-- start --

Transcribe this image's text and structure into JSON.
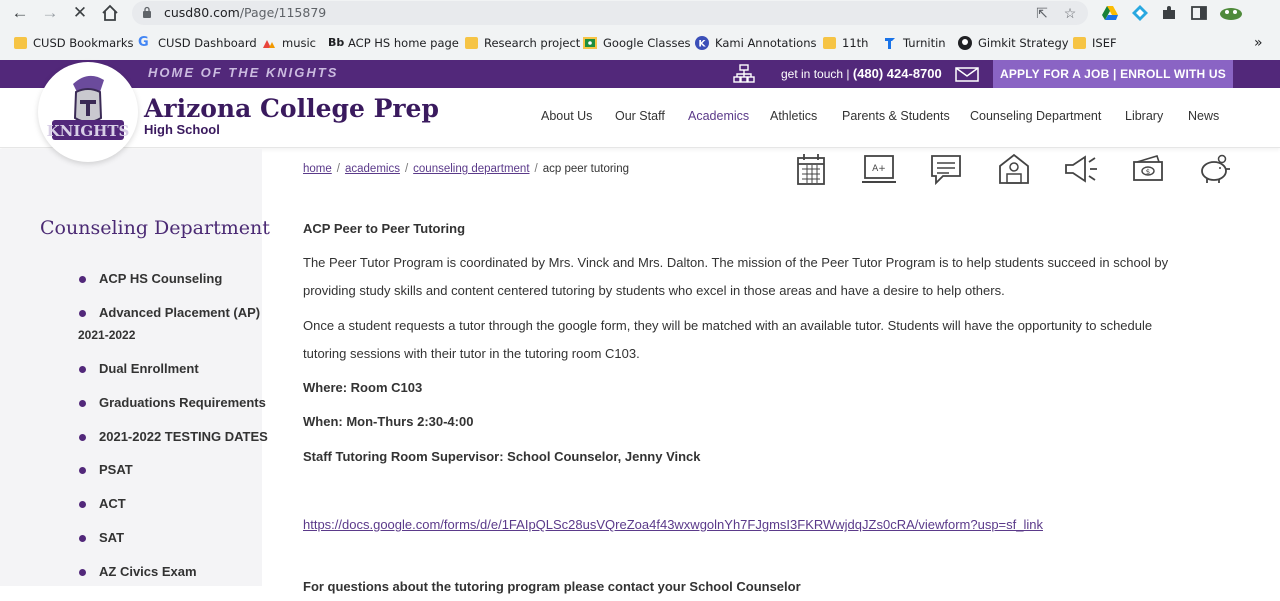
{
  "browser": {
    "url_domain": "cusd80.com",
    "url_path": "/Page/115879",
    "bookmarks": [
      {
        "label": "CUSD Bookmarks",
        "icon": "folder-icon"
      },
      {
        "label": "CUSD Dashboard",
        "icon": "google-g-icon"
      },
      {
        "label": "music",
        "icon": "music-icon"
      },
      {
        "label": "ACP HS home page",
        "icon": "bb-icon"
      },
      {
        "label": "Research project",
        "icon": "folder-icon"
      },
      {
        "label": "Google Classes",
        "icon": "classroom-icon"
      },
      {
        "label": "Kami Annotations",
        "icon": "kami-icon"
      },
      {
        "label": "11th",
        "icon": "folder-icon"
      },
      {
        "label": "Turnitin",
        "icon": "turnitin-icon"
      },
      {
        "label": "Gimkit Strategy",
        "icon": "github-icon"
      },
      {
        "label": "ISEF",
        "icon": "folder-icon"
      }
    ],
    "more_bookmarks": "»"
  },
  "site": {
    "motto": "HOME OF THE KNIGHTS",
    "get_in_touch": "get in touch",
    "phone": "(480) 424-8700",
    "apply_text": "APPLY FOR A JOB  |  ENROLL WITH US",
    "school_name": "Arizona College Prep",
    "school_sub": "High School",
    "nav": [
      "About Us",
      "Our Staff",
      "Academics",
      "Athletics",
      "Parents & Students",
      "Counseling Department",
      "Library",
      "News"
    ],
    "accent_color": "#52287a"
  },
  "breadcrumb": {
    "items": [
      "home",
      "academics",
      "counseling department"
    ],
    "current": "acp peer tutoring"
  },
  "quick_icons": [
    "calendar-icon",
    "grades-icon",
    "chat-icon",
    "school-icon",
    "megaphone-icon",
    "payment-icon",
    "piggy-bank-icon"
  ],
  "sidebar": {
    "title": "Counseling Department",
    "items": [
      {
        "label": "ACP HS Counseling",
        "label2": ""
      },
      {
        "label": "Advanced Placement (AP)",
        "label2": "2021-2022"
      },
      {
        "label": "Dual Enrollment",
        "label2": ""
      },
      {
        "label": "Graduations Requirements",
        "label2": ""
      },
      {
        "label": "2021-2022 TESTING DATES",
        "label2": ""
      },
      {
        "label": "PSAT",
        "label2": ""
      },
      {
        "label": "ACT",
        "label2": ""
      },
      {
        "label": "SAT",
        "label2": ""
      },
      {
        "label": "AZ Civics Exam",
        "label2": ""
      }
    ]
  },
  "content": {
    "heading": "ACP Peer to Peer Tutoring",
    "para1_line1": "The Peer Tutor Program is coordinated by Mrs. Vinck and Mrs. Dalton. The mission of the Peer Tutor Program is to help students succeed in school by",
    "para1_line2": "providing study skills and content centered tutoring by students who excel in those areas and have a desire to help others.",
    "para2_line1": "Once a student requests a tutor through the google form, they will be matched with an available tutor. Students will have the opportunity to schedule",
    "para2_line2": "tutoring sessions with their tutor in the tutoring room C103.",
    "where": "Where: Room C103",
    "when": "When: Mon-Thurs 2:30-4:00",
    "supervisor": "Staff Tutoring Room Supervisor: School Counselor, Jenny Vinck",
    "form_link": "https://docs.google.com/forms/d/e/1FAIpQLSc28usVQreZoa4f43wxwgolnYh7FJgmsI3FKRWwjdqJZs0cRA/viewform?usp=sf_link",
    "questions": "For questions about the tutoring program please contact your School Counselor"
  }
}
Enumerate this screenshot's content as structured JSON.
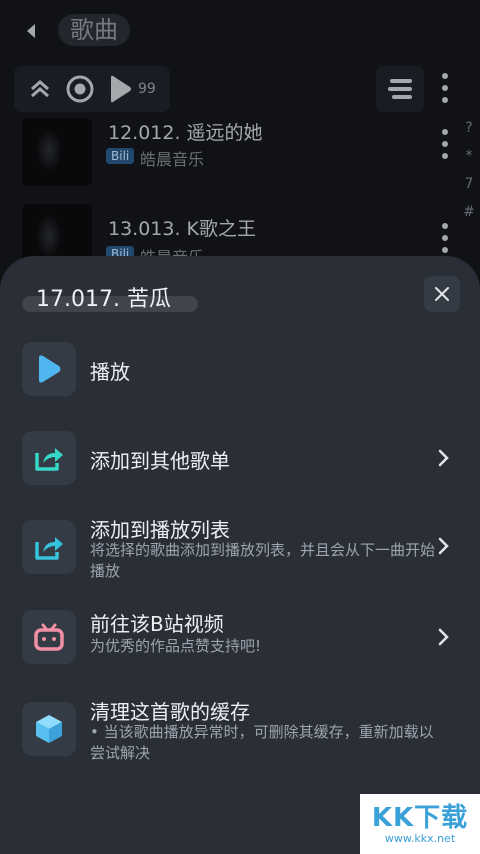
{
  "header": {
    "title": "歌曲"
  },
  "toolbar": {
    "count": "99"
  },
  "songs": [
    {
      "title": "12.012. 遥远的她",
      "badge": "Bili",
      "artist": "皓晨音乐"
    },
    {
      "title": "13.013. K歌之王",
      "badge": "Bili",
      "artist": "皓晨音乐"
    }
  ],
  "index_bar": [
    "?",
    "*",
    "7",
    "#"
  ],
  "sheet": {
    "title": "17.017. 苦瓜",
    "actions": [
      {
        "label": "播放",
        "desc": ""
      },
      {
        "label": "添加到其他歌单",
        "desc": ""
      },
      {
        "label": "添加到播放列表",
        "desc": "将选择的歌曲添加到播放列表，并且会从下一曲开始播放"
      },
      {
        "label": "前往该B站视频",
        "desc": "为优秀的作品点赞支持吧!"
      },
      {
        "label": "清理这首歌的缓存",
        "desc": "• 当该歌曲播放异常时，可删除其缓存，重新加载以尝试解决"
      }
    ]
  },
  "watermark": {
    "logo": "KK下载",
    "url": "www.kkx.net"
  },
  "colors": {
    "sheet_bg": "#2a2f37",
    "icon_box": "#353b44",
    "play_blue": "#4fb6ef",
    "share_teal": "#36d8c8",
    "bili_pink": "#f08fa6",
    "cube_blue": "#58c0f0"
  },
  "icons": {
    "back": "back-arrow-icon",
    "collapse": "double-chevron-up-icon",
    "record": "record-icon",
    "play": "play-icon",
    "menu": "menu-lines-icon",
    "more": "more-vertical-icon",
    "close": "close-icon",
    "share": "share-icon",
    "bilibili": "bilibili-tv-icon",
    "cube": "cube-icon",
    "chevron": "chevron-right-icon"
  }
}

-- end --

- What you should do
Transcribe all the data word for word; the images stay out.

- Expected output
Transcribe this image's text and structure into JSON.
{
  "browser": {
    "url_domain": "cusd80.com",
    "url_path": "/Page/115879",
    "bookmarks": [
      {
        "label": "CUSD Bookmarks",
        "icon": "folder-icon"
      },
      {
        "label": "CUSD Dashboard",
        "icon": "google-g-icon"
      },
      {
        "label": "music",
        "icon": "music-icon"
      },
      {
        "label": "ACP HS home page",
        "icon": "bb-icon"
      },
      {
        "label": "Research project",
        "icon": "folder-icon"
      },
      {
        "label": "Google Classes",
        "icon": "classroom-icon"
      },
      {
        "label": "Kami Annotations",
        "icon": "kami-icon"
      },
      {
        "label": "11th",
        "icon": "folder-icon"
      },
      {
        "label": "Turnitin",
        "icon": "turnitin-icon"
      },
      {
        "label": "Gimkit Strategy",
        "icon": "github-icon"
      },
      {
        "label": "ISEF",
        "icon": "folder-icon"
      }
    ],
    "more_bookmarks": "»"
  },
  "site": {
    "motto": "HOME OF THE KNIGHTS",
    "get_in_touch": "get in touch",
    "phone": "(480) 424-8700",
    "apply_text": "APPLY FOR A JOB  |  ENROLL WITH US",
    "school_name": "Arizona College Prep",
    "school_sub": "High School",
    "nav": [
      "About Us",
      "Our Staff",
      "Academics",
      "Athletics",
      "Parents & Students",
      "Counseling Department",
      "Library",
      "News"
    ],
    "accent_color": "#52287a"
  },
  "breadcrumb": {
    "items": [
      "home",
      "academics",
      "counseling department"
    ],
    "current": "acp peer tutoring"
  },
  "quick_icons": [
    "calendar-icon",
    "grades-icon",
    "chat-icon",
    "school-icon",
    "megaphone-icon",
    "payment-icon",
    "piggy-bank-icon"
  ],
  "sidebar": {
    "title": "Counseling Department",
    "items": [
      {
        "label": "ACP HS Counseling",
        "label2": ""
      },
      {
        "label": "Advanced Placement (AP)",
        "label2": "2021-2022"
      },
      {
        "label": "Dual Enrollment",
        "label2": ""
      },
      {
        "label": "Graduations Requirements",
        "label2": ""
      },
      {
        "label": "2021-2022 TESTING DATES",
        "label2": ""
      },
      {
        "label": "PSAT",
        "label2": ""
      },
      {
        "label": "ACT",
        "label2": ""
      },
      {
        "label": "SAT",
        "label2": ""
      },
      {
        "label": "AZ Civics Exam",
        "label2": ""
      }
    ]
  },
  "content": {
    "heading": "ACP Peer to Peer Tutoring",
    "para1_line1": "The Peer Tutor Program is coordinated by Mrs. Vinck and Mrs. Dalton. The mission of the Peer Tutor Program is to help students succeed in school by",
    "para1_line2": "providing study skills and content centered tutoring by students who excel in those areas and have a desire to help others.",
    "para2_line1": "Once a student requests a tutor through the google form, they will be matched with an available tutor. Students will have the opportunity to schedule",
    "para2_line2": "tutoring sessions with their tutor in the tutoring room C103.",
    "where": "Where: Room C103",
    "when": "When: Mon-Thurs 2:30-4:00",
    "supervisor": "Staff Tutoring Room Supervisor: School Counselor, Jenny Vinck",
    "form_link": "https://docs.google.com/forms/d/e/1FAIpQLSc28usVQreZoa4f43wxwgolnYh7FJgmsI3FKRWwjdqJZs0cRA/viewform?usp=sf_link",
    "questions": "For questions about the tutoring program please contact your School Counselor"
  }
}
Enumerate this screenshot's content as structured JSON.
{
  "header": {
    "title": "歌曲"
  },
  "toolbar": {
    "count": "99"
  },
  "songs": [
    {
      "title": "12.012. 遥远的她",
      "badge": "Bili",
      "artist": "皓晨音乐"
    },
    {
      "title": "13.013. K歌之王",
      "badge": "Bili",
      "artist": "皓晨音乐"
    }
  ],
  "index_bar": [
    "?",
    "*",
    "7",
    "#"
  ],
  "sheet": {
    "title": "17.017. 苦瓜",
    "actions": [
      {
        "label": "播放",
        "desc": ""
      },
      {
        "label": "添加到其他歌单",
        "desc": ""
      },
      {
        "label": "添加到播放列表",
        "desc": "将选择的歌曲添加到播放列表，并且会从下一曲开始播放"
      },
      {
        "label": "前往该B站视频",
        "desc": "为优秀的作品点赞支持吧!"
      },
      {
        "label": "清理这首歌的缓存",
        "desc": "• 当该歌曲播放异常时，可删除其缓存，重新加载以尝试解决"
      }
    ]
  },
  "watermark": {
    "logo": "KK下载",
    "url": "www.kkx.net"
  },
  "colors": {
    "sheet_bg": "#2a2f37",
    "icon_box": "#353b44",
    "play_blue": "#4fb6ef",
    "share_teal": "#36d8c8",
    "bili_pink": "#f08fa6",
    "cube_blue": "#58c0f0"
  },
  "icons": {
    "back": "back-arrow-icon",
    "collapse": "double-chevron-up-icon",
    "record": "record-icon",
    "play": "play-icon",
    "menu": "menu-lines-icon",
    "more": "more-vertical-icon",
    "close": "close-icon",
    "share": "share-icon",
    "bilibili": "bilibili-tv-icon",
    "cube": "cube-icon",
    "chevron": "chevron-right-icon"
  }
}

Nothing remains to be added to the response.